Job A: In the coffee text, what is the small metal pot in which the single serving was simmered in Crete called?

Text excerpt:
Cup 'O Joe By Any Other Name

I never used to be a regular coffee drinker but lately can’t seem to get my day started without it. I’m fond of Starbucks but only occasionally order anything but their brewed coffee as both the price and the calorie content of some of their featured items scare me (although once or twice a year I indulge in a Cinnamon Dolce Latte or a cappuccino). My frugal side spurs me to make the majority of my own coffee at home, but because I fancy myself a sort of coffee connoisseur, I've found the fair-trade organic blends from Trader Joe’s (they have a few) nicely suit my daily needs.

(A Fair Trade Certified designation, in theory, marks goods that pay the farmers producing them - typically coffee, tea, chocolate and sugar - a larger percentage or "fair" amount of the proceeds. For more on this, see

Regular coffee aside, my Vietnamese coffee post prompted me to think about other “exotics” I’ve tried both here and abroad. Of course I’ve had Jamaican Blue Mountain and Kona coffee; indeed, when I was on the Big Island in April, I visited a coffee co-op and bought plenty of Kona for me and some to share. But, I suppose my two absolute favorites are of the Greek and Turkish varieties. Although I’d tasted Greek coffee at our local Greek food fest, the cup I had in Crete was second to none. I was able to watch the curator grind the beans in an ancient looking mill, carefully spoon out just the right amount of fine powdered coffee from the mill’s wooden drawer, simmer my single serving in a small metal pot known as a briki and slowly pour the rich, dark brew, grounds and all, into a white porcelain demitasse topped with the lighter brown foam left clinging to the sides of the pot. Delicious.

Job B: Reproduce the listing starting at its first line and ending at the line containing "G1/2 bottom extension", with every "extension line" changed to "witness line" and nothing else altered.

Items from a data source
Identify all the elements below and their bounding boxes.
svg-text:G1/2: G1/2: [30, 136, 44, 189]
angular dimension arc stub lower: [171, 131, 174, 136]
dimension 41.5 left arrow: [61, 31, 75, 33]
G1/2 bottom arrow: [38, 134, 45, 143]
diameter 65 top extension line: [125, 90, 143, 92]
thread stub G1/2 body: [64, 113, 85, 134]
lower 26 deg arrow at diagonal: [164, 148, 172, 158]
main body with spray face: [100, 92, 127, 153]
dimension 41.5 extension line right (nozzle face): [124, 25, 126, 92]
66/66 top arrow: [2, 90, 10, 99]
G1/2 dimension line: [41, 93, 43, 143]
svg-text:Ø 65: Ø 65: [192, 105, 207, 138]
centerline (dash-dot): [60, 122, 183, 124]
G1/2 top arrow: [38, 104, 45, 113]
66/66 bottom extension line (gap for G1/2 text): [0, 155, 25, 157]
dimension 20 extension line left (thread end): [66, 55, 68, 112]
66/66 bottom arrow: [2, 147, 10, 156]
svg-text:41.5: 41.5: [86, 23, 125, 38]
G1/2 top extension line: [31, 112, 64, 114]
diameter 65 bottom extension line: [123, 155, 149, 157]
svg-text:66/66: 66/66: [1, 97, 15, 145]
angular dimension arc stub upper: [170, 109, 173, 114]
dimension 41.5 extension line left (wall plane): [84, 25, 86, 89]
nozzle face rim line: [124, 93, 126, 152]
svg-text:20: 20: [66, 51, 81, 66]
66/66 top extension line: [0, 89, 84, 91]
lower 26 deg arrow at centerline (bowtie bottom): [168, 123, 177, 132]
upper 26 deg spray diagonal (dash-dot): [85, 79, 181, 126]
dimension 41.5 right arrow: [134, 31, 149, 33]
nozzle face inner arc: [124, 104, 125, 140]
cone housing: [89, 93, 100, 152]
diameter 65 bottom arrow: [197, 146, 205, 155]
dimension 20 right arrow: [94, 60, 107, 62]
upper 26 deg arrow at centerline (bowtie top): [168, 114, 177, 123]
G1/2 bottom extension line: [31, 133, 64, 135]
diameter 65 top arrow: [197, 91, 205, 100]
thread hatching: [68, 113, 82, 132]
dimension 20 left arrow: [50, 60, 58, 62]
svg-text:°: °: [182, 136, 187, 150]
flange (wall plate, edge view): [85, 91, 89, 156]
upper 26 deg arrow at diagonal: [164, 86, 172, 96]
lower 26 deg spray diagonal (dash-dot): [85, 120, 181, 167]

Response A: It is called a briki.

Response B:
Identify all the elements below and their bounding boxes.
svg-text:G1/2: G1/2: [30, 136, 44, 189]
angular dimension arc stub lower: [171, 131, 174, 136]
dimension 41.5 left arrow: [61, 31, 75, 33]
G1/2 bottom arrow: [38, 134, 45, 143]
diameter 65 top witness line: [125, 90, 143, 92]
thread stub G1/2 body: [64, 113, 85, 134]
lower 26 deg arrow at diagonal: [164, 148, 172, 158]
main body with spray face: [100, 92, 127, 153]
dimension 41.5 witness line right (nozzle face): [124, 25, 126, 92]
66/66 top arrow: [2, 90, 10, 99]
G1/2 dimension line: [41, 93, 43, 143]
svg-text:Ø 65: Ø 65: [192, 105, 207, 138]
centerline (dash-dot): [60, 122, 183, 124]
G1/2 top arrow: [38, 104, 45, 113]
66/66 bottom witness line (gap for G1/2 text): [0, 155, 25, 157]
dimension 20 witness line left (thread end): [66, 55, 68, 112]
66/66 bottom arrow: [2, 147, 10, 156]
svg-text:41.5: 41.5: [86, 23, 125, 38]
G1/2 top witness line: [31, 112, 64, 114]
diameter 65 bottom witness line: [123, 155, 149, 157]
svg-text:66/66: 66/66: [1, 97, 15, 145]
angular dimension arc stub upper: [170, 109, 173, 114]
dimension 41.5 witness line left (wall plane): [84, 25, 86, 89]
nozzle face rim line: [124, 93, 126, 152]
svg-text:20: 20: [66, 51, 81, 66]
66/66 top witness line: [0, 89, 84, 91]
lower 26 deg arrow at centerline (bowtie bottom): [168, 123, 177, 132]
upper 26 deg spray diagonal (dash-dot): [85, 79, 181, 126]
dimension 41.5 right arrow: [134, 31, 149, 33]
nozzle face inner arc: [124, 104, 125, 140]
cone housing: [89, 93, 100, 152]
diameter 65 bottom arrow: [197, 146, 205, 155]
dimension 20 right arrow: [94, 60, 107, 62]
upper 26 deg arrow at centerline (bowtie top): [168, 114, 177, 123]
G1/2 bottom witness line: [31, 133, 64, 135]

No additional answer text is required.